(Task description):
Repeat each line exactly, leaving nothing out.

## Start

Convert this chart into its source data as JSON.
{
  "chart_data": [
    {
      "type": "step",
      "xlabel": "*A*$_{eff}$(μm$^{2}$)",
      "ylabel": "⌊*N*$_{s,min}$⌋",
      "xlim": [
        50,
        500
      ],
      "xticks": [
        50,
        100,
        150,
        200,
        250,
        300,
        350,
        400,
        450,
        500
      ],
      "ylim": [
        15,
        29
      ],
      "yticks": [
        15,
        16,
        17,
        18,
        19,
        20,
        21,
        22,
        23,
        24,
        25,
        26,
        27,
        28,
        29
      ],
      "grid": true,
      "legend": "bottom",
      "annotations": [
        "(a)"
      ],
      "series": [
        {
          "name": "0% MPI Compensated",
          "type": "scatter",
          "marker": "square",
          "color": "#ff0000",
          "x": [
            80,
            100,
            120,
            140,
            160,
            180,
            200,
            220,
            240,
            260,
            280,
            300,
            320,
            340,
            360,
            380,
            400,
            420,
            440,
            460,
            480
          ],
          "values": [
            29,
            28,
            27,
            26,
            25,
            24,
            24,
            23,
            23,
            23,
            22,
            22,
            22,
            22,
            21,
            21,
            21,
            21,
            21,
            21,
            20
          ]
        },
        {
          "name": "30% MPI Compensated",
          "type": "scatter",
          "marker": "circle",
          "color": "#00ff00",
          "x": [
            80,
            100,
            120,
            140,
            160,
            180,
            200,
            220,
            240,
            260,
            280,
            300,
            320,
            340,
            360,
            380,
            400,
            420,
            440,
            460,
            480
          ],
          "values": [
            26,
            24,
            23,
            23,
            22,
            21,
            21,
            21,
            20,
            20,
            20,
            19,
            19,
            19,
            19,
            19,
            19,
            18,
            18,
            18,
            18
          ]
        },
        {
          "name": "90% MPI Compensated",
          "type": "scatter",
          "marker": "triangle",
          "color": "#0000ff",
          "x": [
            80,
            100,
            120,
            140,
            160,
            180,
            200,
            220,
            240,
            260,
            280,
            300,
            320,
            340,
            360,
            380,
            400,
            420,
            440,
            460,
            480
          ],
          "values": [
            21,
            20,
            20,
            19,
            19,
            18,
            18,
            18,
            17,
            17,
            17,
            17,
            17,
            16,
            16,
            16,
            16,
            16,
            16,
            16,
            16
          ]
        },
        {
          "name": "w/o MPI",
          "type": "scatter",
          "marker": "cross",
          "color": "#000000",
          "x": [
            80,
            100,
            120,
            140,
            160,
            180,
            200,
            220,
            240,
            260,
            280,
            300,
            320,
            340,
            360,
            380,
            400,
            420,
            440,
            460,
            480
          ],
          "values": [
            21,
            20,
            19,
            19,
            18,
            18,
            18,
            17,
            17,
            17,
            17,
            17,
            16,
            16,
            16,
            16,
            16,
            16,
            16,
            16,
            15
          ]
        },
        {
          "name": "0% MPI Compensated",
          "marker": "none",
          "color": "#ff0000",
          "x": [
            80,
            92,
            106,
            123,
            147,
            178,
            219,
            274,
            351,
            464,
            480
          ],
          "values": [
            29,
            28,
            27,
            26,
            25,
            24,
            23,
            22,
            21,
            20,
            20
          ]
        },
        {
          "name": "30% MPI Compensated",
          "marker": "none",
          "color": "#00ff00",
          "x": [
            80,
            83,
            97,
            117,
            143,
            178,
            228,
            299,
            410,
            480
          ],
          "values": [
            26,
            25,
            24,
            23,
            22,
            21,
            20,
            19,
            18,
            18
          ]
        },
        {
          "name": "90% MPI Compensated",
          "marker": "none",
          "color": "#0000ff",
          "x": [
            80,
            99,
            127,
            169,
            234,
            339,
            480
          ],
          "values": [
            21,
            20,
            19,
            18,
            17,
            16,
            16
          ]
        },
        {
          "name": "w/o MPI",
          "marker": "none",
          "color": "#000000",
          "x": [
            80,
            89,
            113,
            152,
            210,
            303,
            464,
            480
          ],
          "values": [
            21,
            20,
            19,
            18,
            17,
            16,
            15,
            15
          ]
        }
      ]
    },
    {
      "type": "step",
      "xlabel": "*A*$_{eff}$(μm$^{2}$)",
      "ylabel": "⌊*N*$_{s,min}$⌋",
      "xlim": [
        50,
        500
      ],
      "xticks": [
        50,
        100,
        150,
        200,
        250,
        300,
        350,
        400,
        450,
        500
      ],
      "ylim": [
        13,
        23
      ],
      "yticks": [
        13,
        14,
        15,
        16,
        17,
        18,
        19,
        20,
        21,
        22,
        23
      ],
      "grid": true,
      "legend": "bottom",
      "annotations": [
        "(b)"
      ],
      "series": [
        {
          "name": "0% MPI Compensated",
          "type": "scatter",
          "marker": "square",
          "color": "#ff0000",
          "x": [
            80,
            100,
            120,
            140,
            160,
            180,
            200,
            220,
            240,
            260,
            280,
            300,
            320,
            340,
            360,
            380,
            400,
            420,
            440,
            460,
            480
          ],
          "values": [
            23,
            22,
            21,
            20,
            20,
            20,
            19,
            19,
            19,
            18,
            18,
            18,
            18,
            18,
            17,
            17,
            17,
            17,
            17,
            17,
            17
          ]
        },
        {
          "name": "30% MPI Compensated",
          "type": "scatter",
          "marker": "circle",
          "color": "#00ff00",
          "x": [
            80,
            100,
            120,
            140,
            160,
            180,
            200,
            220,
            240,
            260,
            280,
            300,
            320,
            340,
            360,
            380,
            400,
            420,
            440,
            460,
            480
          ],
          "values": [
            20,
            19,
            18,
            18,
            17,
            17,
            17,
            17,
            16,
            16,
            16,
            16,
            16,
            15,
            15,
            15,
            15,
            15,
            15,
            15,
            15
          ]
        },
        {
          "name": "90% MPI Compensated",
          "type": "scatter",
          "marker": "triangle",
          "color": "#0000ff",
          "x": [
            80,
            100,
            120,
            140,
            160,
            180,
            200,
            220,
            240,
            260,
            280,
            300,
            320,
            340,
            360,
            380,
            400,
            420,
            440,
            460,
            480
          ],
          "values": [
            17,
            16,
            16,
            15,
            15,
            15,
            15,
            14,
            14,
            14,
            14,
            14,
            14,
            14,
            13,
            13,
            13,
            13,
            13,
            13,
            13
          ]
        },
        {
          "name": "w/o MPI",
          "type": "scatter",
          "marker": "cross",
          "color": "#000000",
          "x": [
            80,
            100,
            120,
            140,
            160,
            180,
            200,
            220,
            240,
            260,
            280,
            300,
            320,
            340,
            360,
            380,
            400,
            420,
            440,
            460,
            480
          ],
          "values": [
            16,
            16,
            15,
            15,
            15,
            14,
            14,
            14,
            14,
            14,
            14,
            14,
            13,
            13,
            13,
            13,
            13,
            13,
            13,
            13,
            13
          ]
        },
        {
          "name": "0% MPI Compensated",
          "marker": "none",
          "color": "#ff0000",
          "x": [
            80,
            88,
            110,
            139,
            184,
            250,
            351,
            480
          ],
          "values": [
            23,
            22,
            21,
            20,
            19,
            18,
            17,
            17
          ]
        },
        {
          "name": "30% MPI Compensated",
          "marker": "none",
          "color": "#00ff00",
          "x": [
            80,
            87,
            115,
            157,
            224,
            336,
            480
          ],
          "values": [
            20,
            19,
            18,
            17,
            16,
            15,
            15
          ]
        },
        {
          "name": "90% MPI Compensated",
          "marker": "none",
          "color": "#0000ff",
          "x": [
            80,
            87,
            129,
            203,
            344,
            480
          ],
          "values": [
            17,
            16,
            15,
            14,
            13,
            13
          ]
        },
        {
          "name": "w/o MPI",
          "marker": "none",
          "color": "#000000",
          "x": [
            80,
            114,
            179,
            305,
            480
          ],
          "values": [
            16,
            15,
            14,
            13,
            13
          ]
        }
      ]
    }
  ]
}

## End

(In response):
Convert this chart into its source data as JSON.
{
  "chart_data": [
    {
      "type": "step",
      "xlabel": "*A*$_{eff}$(μm$^{2}$)",
      "ylabel": "⌊*N*$_{s,min}$⌋",
      "xlim": [
        50,
        500
      ],
      "xticks": [
        50,
        100,
        150,
        200,
        250,
        300,
        350,
        400,
        450,
        500
      ],
      "ylim": [
        15,
        29
      ],
      "yticks": [
        15,
        16,
        17,
        18,
        19,
        20,
        21,
        22,
        23,
        24,
        25,
        26,
        27,
        28,
        29
      ],
      "grid": true,
      "legend": "bottom",
      "annotations": [
        "(a)"
      ],
      "series": [
        {
          "name": "0% MPI Compensated",
          "type": "scatter",
          "marker": "square",
          "color": "#ff0000",
          "x": [
            80,
            100,
            120,
            140,
            160,
            180,
            200,
            220,
            240,
            260,
            280,
            300,
            320,
            340,
            360,
            380,
            400,
            420,
            440,
            460,
            480
          ],
          "values": [
            29,
            28,
            27,
            26,
            25,
            24,
            24,
            23,
            23,
            23,
            22,
            22,
            22,
            22,
            21,
            21,
            21,
            21,
            21,
            21,
            20
          ]
        },
        {
          "name": "30% MPI Compensated",
          "type": "scatter",
          "marker": "circle",
          "color": "#00ff00",
          "x": [
            80,
            100,
            120,
            140,
            160,
            180,
            200,
            220,
            240,
            260,
            280,
            300,
            320,
            340,
            360,
            380,
            400,
            420,
            440,
            460,
            480
          ],
          "values": [
            26,
            24,
            23,
            23,
            22,
            21,
            21,
            21,
            20,
            20,
            20,
            19,
            19,
            19,
            19,
            19,
            19,
            18,
            18,
            18,
            18
          ]
        },
        {
          "name": "90% MPI Compensated",
          "type": "scatter",
          "marker": "triangle",
          "color": "#0000ff",
          "x": [
            80,
            100,
            120,
            140,
            160,
            180,
            200,
            220,
            240,
            260,
            280,
            300,
            320,
            340,
            360,
            380,
            400,
            420,
            440,
            460,
            480
          ],
          "values": [
            21,
            20,
            20,
            19,
            19,
            18,
            18,
            18,
            17,
            17,
            17,
            17,
            17,
            16,
            16,
            16,
            16,
            16,
            16,
            16,
            16
          ]
        },
        {
          "name": "w/o MPI",
          "type": "scatter",
          "marker": "cross",
          "color": "#000000",
          "x": [
            80,
            100,
            120,
            140,
            160,
            180,
            200,
            220,
            240,
            260,
            280,
            300,
            320,
            340,
            360,
            380,
            400,
            420,
            440,
            460,
            480
          ],
          "values": [
            21,
            20,
            19,
            19,
            18,
            18,
            18,
            17,
            17,
            17,
            17,
            17,
            16,
            16,
            16,
            16,
            16,
            16,
            16,
            16,
            15
          ]
        },
        {
          "name": "0% MPI Compensated",
          "marker": "none",
          "color": "#ff0000",
          "x": [
            80,
            92,
            106,
            123,
            147,
            178,
            219,
            274,
            351,
            464,
            480
          ],
          "values": [
            29,
            28,
            27,
            26,
            25,
            24,
            23,
            22,
            21,
            20,
            20
          ]
        },
        {
          "name": "30% MPI Compensated",
          "marker": "none",
          "color": "#00ff00",
          "x": [
            80,
            83,
            97,
            117,
            143,
            178,
            228,
            299,
            410,
            480
          ],
          "values": [
            26,
            25,
            24,
            23,
            22,
            21,
            20,
            19,
            18,
            18
          ]
        },
        {
          "name": "90% MPI Compensated",
          "marker": "none",
          "color": "#0000ff",
          "x": [
            80,
            99,
            127,
            169,
            234,
            339,
            480
          ],
          "values": [
            21,
            20,
            19,
            18,
            17,
            16,
            16
          ]
        },
        {
          "name": "w/o MPI",
          "marker": "none",
          "color": "#000000",
          "x": [
            80,
            89,
            113,
            152,
            210,
            303,
            464,
            480
          ],
          "values": [
            21,
            20,
            19,
            18,
            17,
            16,
            15,
            15
          ]
        }
      ]
    },
    {
      "type": "step",
      "xlabel": "*A*$_{eff}$(μm$^{2}$)",
      "ylabel": "⌊*N*$_{s,min}$⌋",
      "xlim": [
        50,
        500
      ],
      "xticks": [
        50,
        100,
        150,
        200,
        250,
        300,
        350,
        400,
        450,
        500
      ],
      "ylim": [
        13,
        23
      ],
      "yticks": [
        13,
        14,
        15,
        16,
        17,
        18,
        19,
        20,
        21,
        22,
        23
      ],
      "grid": true,
      "legend": "bottom",
      "annotations": [
        "(b)"
      ],
      "series": [
        {
          "name": "0% MPI Compensated",
          "type": "scatter",
          "marker": "square",
          "color": "#ff0000",
          "x": [
            80,
            100,
            120,
            140,
            160,
            180,
            200,
            220,
            240,
            260,
            280,
            300,
            320,
            340,
            360,
            380,
            400,
            420,
            440,
            460,
            480
          ],
          "values": [
            23,
            22,
            21,
            20,
            20,
            20,
            19,
            19,
            19,
            18,
            18,
            18,
            18,
            18,
            17,
            17,
            17,
            17,
            17,
            17,
            17
          ]
        },
        {
          "name": "30% MPI Compensated",
          "type": "scatter",
          "marker": "circle",
          "color": "#00ff00",
          "x": [
            80,
            100,
            120,
            140,
            160,
            180,
            200,
            220,
            240,
            260,
            280,
            300,
            320,
            340,
            360,
            380,
            400,
            420,
            440,
            460,
            480
          ],
          "values": [
            20,
            19,
            18,
            18,
            17,
            17,
            17,
            17,
            16,
            16,
            16,
            16,
            16,
            15,
            15,
            15,
            15,
            15,
            15,
            15,
            15
          ]
        },
        {
          "name": "90% MPI Compensated",
          "type": "scatter",
          "marker": "triangle",
          "color": "#0000ff",
          "x": [
            80,
            100,
            120,
            140,
            160,
            180,
            200,
            220,
            240,
            260,
            280,
            300,
            320,
            340,
            360,
            380,
            400,
            420,
            440,
            460,
            480
          ],
          "values": [
            17,
            16,
            16,
            15,
            15,
            15,
            15,
            14,
            14,
            14,
            14,
            14,
            14,
            14,
            13,
            13,
            13,
            13,
            13,
            13,
            13
          ]
        },
        {
          "name": "w/o MPI",
          "type": "scatter",
          "marker": "cross",
          "color": "#000000",
          "x": [
            80,
            100,
            120,
            140,
            160,
            180,
            200,
            220,
            240,
            260,
            280,
            300,
            320,
            340,
            360,
            380,
            400,
            420,
            440,
            460,
            480
          ],
          "values": [
            16,
            16,
            15,
            15,
            15,
            14,
            14,
            14,
            14,
            14,
            14,
            14,
            13,
            13,
            13,
            13,
            13,
            13,
            13,
            13,
            13
          ]
        },
        {
          "name": "0% MPI Compensated",
          "marker": "none",
          "color": "#ff0000",
          "x": [
            80,
            88,
            110,
            139,
            184,
            250,
            351,
            480
          ],
          "values": [
            23,
            22,
            21,
            20,
            19,
            18,
            17,
            17
          ]
        },
        {
          "name": "30% MPI Compensated",
          "marker": "none",
          "color": "#00ff00",
          "x": [
            80,
            87,
            115,
            157,
            224,
            336,
            480
          ],
          "values": [
            20,
            19,
            18,
            17,
            16,
            15,
            15
          ]
        },
        {
          "name": "90% MPI Compensated",
          "marker": "none",
          "color": "#0000ff",
          "x": [
            80,
            87,
            129,
            203,
            344,
            480
          ],
          "values": [
            17,
            16,
            15,
            14,
            13,
            13
          ]
        },
        {
          "name": "w/o MPI",
          "marker": "none",
          "color": "#000000",
          "x": [
            80,
            114,
            179,
            305,
            480
          ],
          "values": [
            16,
            15,
            14,
            13,
            13
          ]
        }
      ]
    }
  ]
}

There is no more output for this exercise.